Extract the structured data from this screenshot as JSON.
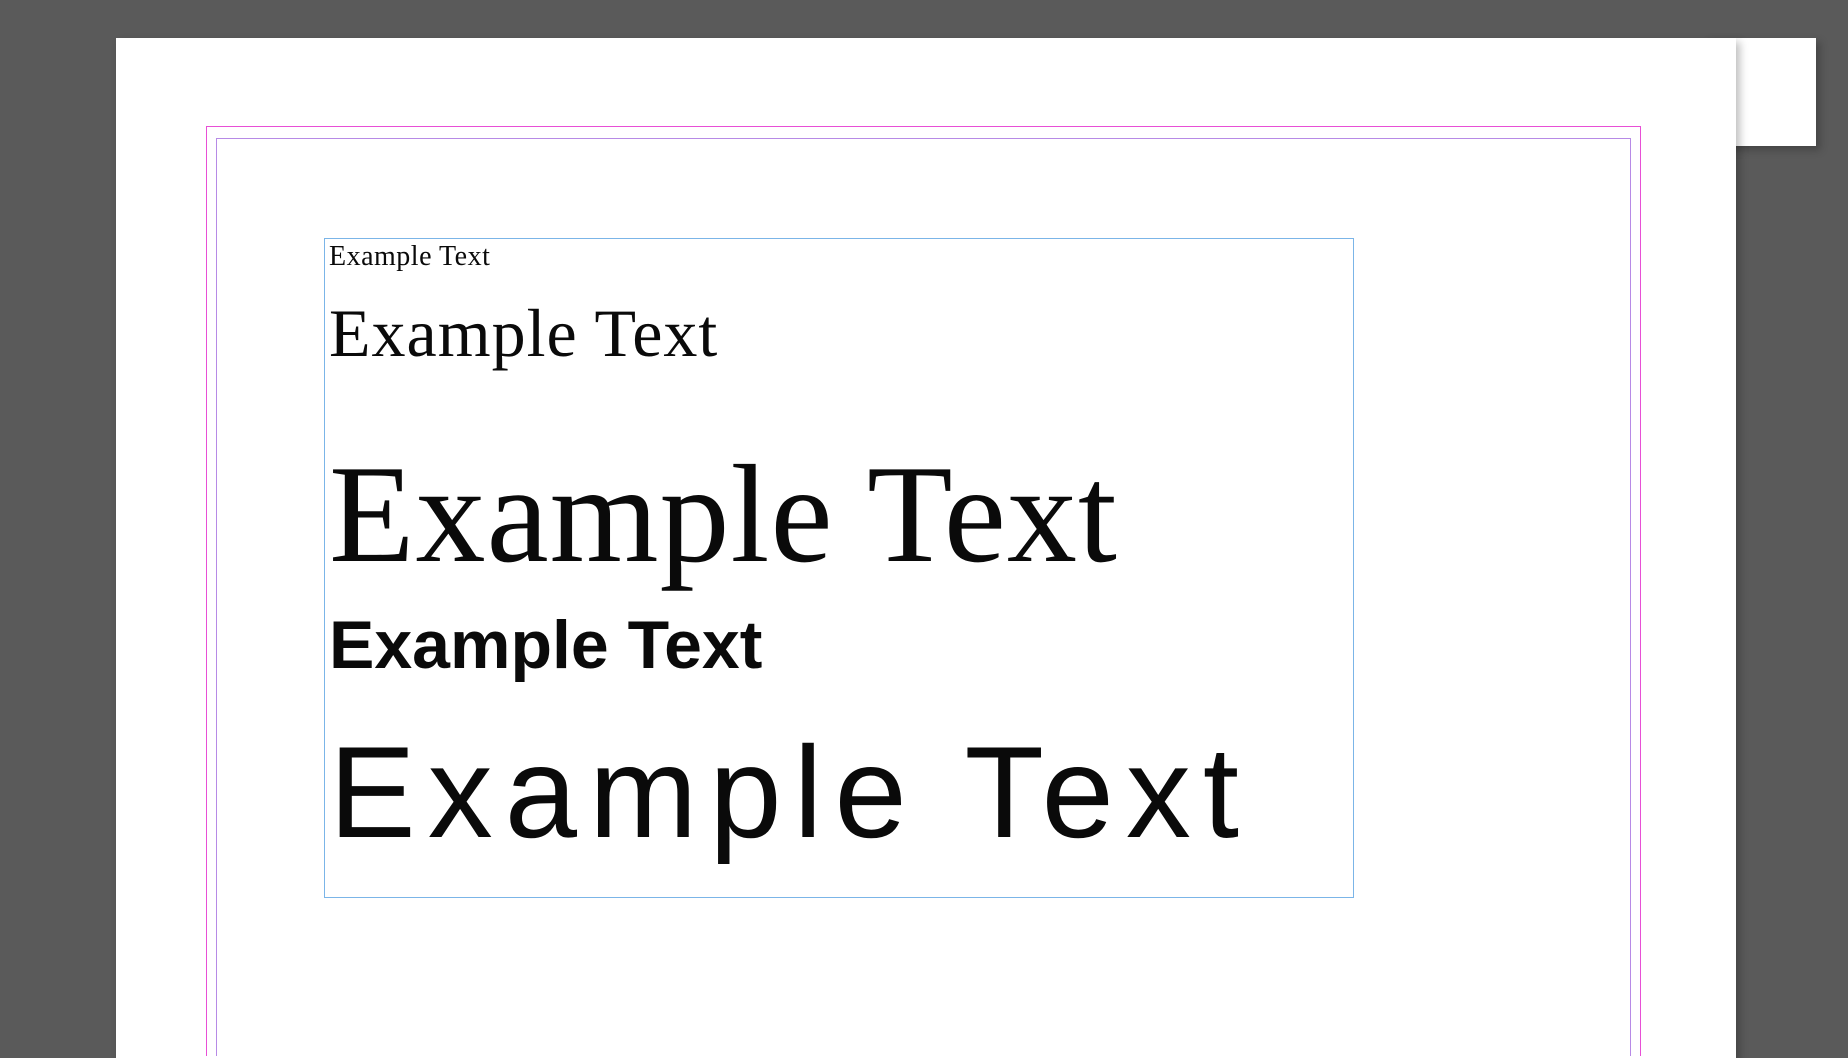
{
  "canvas": {
    "background": "#5a5a5a",
    "page_color": "#ffffff",
    "margin_outer_color": "#e84fd6",
    "margin_inner_color": "#b78ae6",
    "frame_border_color": "#7bb5e8"
  },
  "text_frame": {
    "lines": [
      {
        "text": "Example Text",
        "style": "serif-small"
      },
      {
        "text": "Example Text",
        "style": "serif-medium"
      },
      {
        "text": "Example Text",
        "style": "serif-large"
      },
      {
        "text": "Example Text",
        "style": "sans-semibold-medium"
      },
      {
        "text": "Example Text",
        "style": "sans-thin-large"
      }
    ]
  }
}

----

WHAT IS BEING ASKED
All the material shown above is to be copied exactly, with no pictures carried over.

FINISHED EXERCISE
Extract the structured data from this screenshot as JSON.
{
  "canvas": {
    "background": "#5a5a5a",
    "page_color": "#ffffff",
    "margin_outer_color": "#e84fd6",
    "margin_inner_color": "#b78ae6",
    "frame_border_color": "#7bb5e8"
  },
  "text_frame": {
    "lines": [
      {
        "text": "Example Text",
        "style": "serif-small"
      },
      {
        "text": "Example Text",
        "style": "serif-medium"
      },
      {
        "text": "Example Text",
        "style": "serif-large"
      },
      {
        "text": "Example Text",
        "style": "sans-semibold-medium"
      },
      {
        "text": "Example Text",
        "style": "sans-thin-large"
      }
    ]
  }
}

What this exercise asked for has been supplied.